## Set problem
Write out the whole listing word for word.

(Records from a data collection)

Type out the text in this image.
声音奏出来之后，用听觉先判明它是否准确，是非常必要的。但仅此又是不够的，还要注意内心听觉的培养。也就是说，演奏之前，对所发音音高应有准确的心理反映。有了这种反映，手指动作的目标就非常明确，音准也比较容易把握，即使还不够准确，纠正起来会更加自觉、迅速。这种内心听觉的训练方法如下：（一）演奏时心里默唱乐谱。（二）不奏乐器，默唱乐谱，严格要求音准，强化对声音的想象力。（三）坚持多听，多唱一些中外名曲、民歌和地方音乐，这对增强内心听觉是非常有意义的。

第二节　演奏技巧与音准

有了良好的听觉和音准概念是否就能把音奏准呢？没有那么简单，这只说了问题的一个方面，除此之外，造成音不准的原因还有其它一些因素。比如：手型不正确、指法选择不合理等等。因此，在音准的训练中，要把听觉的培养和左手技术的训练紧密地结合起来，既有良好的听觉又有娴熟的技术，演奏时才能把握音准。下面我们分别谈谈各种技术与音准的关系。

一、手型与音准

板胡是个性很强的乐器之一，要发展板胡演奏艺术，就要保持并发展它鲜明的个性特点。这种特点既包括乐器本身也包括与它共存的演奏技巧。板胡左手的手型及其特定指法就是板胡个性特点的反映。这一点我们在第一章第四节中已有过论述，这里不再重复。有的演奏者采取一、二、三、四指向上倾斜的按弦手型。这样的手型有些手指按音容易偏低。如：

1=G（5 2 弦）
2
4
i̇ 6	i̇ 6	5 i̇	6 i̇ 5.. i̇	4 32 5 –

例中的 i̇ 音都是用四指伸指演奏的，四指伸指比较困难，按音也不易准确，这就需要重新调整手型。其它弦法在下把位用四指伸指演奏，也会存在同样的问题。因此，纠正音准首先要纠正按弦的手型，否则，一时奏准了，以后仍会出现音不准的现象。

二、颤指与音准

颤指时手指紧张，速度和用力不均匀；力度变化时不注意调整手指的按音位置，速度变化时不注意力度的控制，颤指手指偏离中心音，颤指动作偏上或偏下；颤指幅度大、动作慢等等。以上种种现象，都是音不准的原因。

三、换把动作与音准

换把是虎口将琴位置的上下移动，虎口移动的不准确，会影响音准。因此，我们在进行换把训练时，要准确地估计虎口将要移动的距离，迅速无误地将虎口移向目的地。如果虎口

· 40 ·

## Worked answer
Type out the text in this image.
声音奏出来之后，用听觉先判明它是否准确，是非常必要的。但仅此又是不够的，还要注意内心听觉的培养。也就是说，演奏之前，对所发音音高应有准确的心理反映。有了这种反映，手指动作的目标就非常明确，音准也比较容易把握，即使还不够准确，纠正起来会更加自觉、迅速。这种内心听觉的训练方法如下：（一）演奏时心里默唱乐谱。（二）不奏乐器，默唱乐谱，严格要求音准，强化对声音的想象力。（三）坚持多听，多唱一些中外名曲、民歌和地方音乐，这对增强内心听觉是非常有意义的。

第二节　演奏技巧与音准

有了良好的听觉和音准概念是否就能把音奏准呢？没有那么简单，这只说了问题的一个方面，除此之外，造成音不准的原因还有其它一些因素。比如：手型不正确、指法选择不合理等等。因此，在音准的训练中，要把听觉的培养和左手技术的训练紧密地结合起来，既有良好的听觉又有娴熟的技术，演奏时才能把握音准。下面我们分别谈谈各种技术与音准的关系。

一、手型与音准

板胡是个性很强的乐器之一，要发展板胡演奏艺术，就要保持并发展它鲜明的个性特点。这种特点既包括乐器本身也包括与它共存的演奏技巧。板胡左手的手型及其特定指法就是板胡个性特点的反映。这一点我们在第一章第四节中已有过论述，这里不再重复。有的演奏者采取一、二、三、四指向上倾斜的按弦手型。这样的手型有些手指按音容易偏低。如：

1=G（5 2 弦）
2
4
i̇ 6	i̇ 6	5 i̇	6 i̇ 5.. i̇	4 32 5 –

例中的 i̇ 音都是用四指伸指演奏的，四指伸指比较困难，按音也不易准确，这就需要重新调整手型。其它弦法在下把位用四指伸指演奏，也会存在同样的问题。因此，纠正音准首先要纠正按弦的手型，否则，一时奏准了，以后仍会出现音不准的现象。

二、颤指与音准

颤指时手指紧张，速度和用力不均匀；力度变化时不注意调整手指的按音位置，速度变化时不注意力度的控制，颤指手指偏离中心音，颤指动作偏上或偏下；颤指幅度大、动作慢等等。以上种种现象，都是音不准的原因。

三、换把动作与音准

换把是虎口将琴位置的上下移动，虎口移动的不准确，会影响音准。因此，我们在进行换把训练时，要准确地估计虎口将要移动的距离，迅速无误地将虎口移向目的地。如果虎口

· 40 ·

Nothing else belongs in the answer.